• WORK TO DO:
Copy out all of the material exactly.

## START

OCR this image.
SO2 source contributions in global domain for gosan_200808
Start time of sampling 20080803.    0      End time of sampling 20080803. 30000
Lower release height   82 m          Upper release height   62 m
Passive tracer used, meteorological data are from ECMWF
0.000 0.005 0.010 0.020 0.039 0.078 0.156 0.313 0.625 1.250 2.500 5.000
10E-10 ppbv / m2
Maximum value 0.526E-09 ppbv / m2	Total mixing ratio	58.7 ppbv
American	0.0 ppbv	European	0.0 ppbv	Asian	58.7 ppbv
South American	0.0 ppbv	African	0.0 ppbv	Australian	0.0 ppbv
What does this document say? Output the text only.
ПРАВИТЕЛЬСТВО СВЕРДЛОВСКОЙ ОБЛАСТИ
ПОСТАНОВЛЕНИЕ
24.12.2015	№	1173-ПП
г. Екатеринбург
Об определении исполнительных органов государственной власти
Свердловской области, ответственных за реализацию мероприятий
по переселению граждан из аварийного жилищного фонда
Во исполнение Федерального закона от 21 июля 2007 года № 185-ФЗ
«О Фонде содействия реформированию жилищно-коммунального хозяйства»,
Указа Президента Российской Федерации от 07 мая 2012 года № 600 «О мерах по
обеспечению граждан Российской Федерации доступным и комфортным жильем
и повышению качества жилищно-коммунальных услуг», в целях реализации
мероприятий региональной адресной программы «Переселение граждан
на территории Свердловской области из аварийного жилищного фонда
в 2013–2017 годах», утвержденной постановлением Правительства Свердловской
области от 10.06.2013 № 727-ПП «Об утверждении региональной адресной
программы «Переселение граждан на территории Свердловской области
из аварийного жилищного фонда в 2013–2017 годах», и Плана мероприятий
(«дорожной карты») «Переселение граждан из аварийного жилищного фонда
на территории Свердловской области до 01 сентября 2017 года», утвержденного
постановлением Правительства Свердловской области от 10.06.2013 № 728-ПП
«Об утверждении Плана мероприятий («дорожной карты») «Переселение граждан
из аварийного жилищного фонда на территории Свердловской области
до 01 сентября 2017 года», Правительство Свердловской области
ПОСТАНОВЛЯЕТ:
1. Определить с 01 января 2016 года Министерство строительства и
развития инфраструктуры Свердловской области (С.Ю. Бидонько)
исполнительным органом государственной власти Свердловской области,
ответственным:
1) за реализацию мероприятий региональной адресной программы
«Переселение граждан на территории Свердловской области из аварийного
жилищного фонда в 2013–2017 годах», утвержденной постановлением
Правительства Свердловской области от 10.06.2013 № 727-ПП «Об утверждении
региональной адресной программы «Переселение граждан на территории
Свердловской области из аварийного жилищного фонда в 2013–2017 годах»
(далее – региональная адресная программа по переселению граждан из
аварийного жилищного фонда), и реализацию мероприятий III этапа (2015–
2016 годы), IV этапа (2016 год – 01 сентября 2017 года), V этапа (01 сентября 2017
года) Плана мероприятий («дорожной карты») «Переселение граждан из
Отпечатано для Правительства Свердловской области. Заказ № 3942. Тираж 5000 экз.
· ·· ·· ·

## END

• THE SOLUTION:
OCR this image.
SO2 source contributions in global domain for gosan_200808
Start time of sampling 20080803.    0      End time of sampling 20080803. 30000
Lower release height   82 m          Upper release height   62 m
Passive tracer used, meteorological data are from ECMWF
0.000 0.005 0.010 0.020 0.039 0.078 0.156 0.313 0.625 1.250 2.500 5.000
10E-10 ppbv / m2
Maximum value 0.526E-09 ppbv / m2	Total mixing ratio	58.7 ppbv
American	0.0 ppbv	European	0.0 ppbv	Asian	58.7 ppbv
South American	0.0 ppbv	African	0.0 ppbv	Australian	0.0 ppbv
What does this document say? Output the text only.
ПРАВИТЕЛЬСТВО СВЕРДЛОВСКОЙ ОБЛАСТИ
ПОСТАНОВЛЕНИЕ
24.12.2015	№	1173-ПП
г. Екатеринбург
Об определении исполнительных органов государственной власти
Свердловской области, ответственных за реализацию мероприятий
по переселению граждан из аварийного жилищного фонда
Во исполнение Федерального закона от 21 июля 2007 года № 185-ФЗ
«О Фонде содействия реформированию жилищно-коммунального хозяйства»,
Указа Президента Российской Федерации от 07 мая 2012 года № 600 «О мерах по
обеспечению граждан Российской Федерации доступным и комфортным жильем
и повышению качества жилищно-коммунальных услуг», в целях реализации
мероприятий региональной адресной программы «Переселение граждан
на территории Свердловской области из аварийного жилищного фонда
в 2013–2017 годах», утвержденной постановлением Правительства Свердловской
области от 10.06.2013 № 727-ПП «Об утверждении региональной адресной
программы «Переселение граждан на территории Свердловской области
из аварийного жилищного фонда в 2013–2017 годах», и Плана мероприятий
(«дорожной карты») «Переселение граждан из аварийного жилищного фонда
на территории Свердловской области до 01 сентября 2017 года», утвержденного
постановлением Правительства Свердловской области от 10.06.2013 № 728-ПП
«Об утверждении Плана мероприятий («дорожной карты») «Переселение граждан
из аварийного жилищного фонда на территории Свердловской области
до 01 сентября 2017 года», Правительство Свердловской области
ПОСТАНОВЛЯЕТ:
1. Определить с 01 января 2016 года Министерство строительства и
развития инфраструктуры Свердловской области (С.Ю. Бидонько)
исполнительным органом государственной власти Свердловской области,
ответственным:
1) за реализацию мероприятий региональной адресной программы
«Переселение граждан на территории Свердловской области из аварийного
жилищного фонда в 2013–2017 годах», утвержденной постановлением
Правительства Свердловской области от 10.06.2013 № 727-ПП «Об утверждении
региональной адресной программы «Переселение граждан на территории
Свердловской области из аварийного жилищного фонда в 2013–2017 годах»
(далее – региональная адресная программа по переселению граждан из
аварийного жилищного фонда), и реализацию мероприятий III этапа (2015–
2016 годы), IV этапа (2016 год – 01 сентября 2017 года), V этапа (01 сентября 2017
года) Плана мероприятий («дорожной карты») «Переселение граждан из
Отпечатано для Правительства Свердловской области. Заказ № 3942. Тираж 5000 экз.
· ·· ·· ·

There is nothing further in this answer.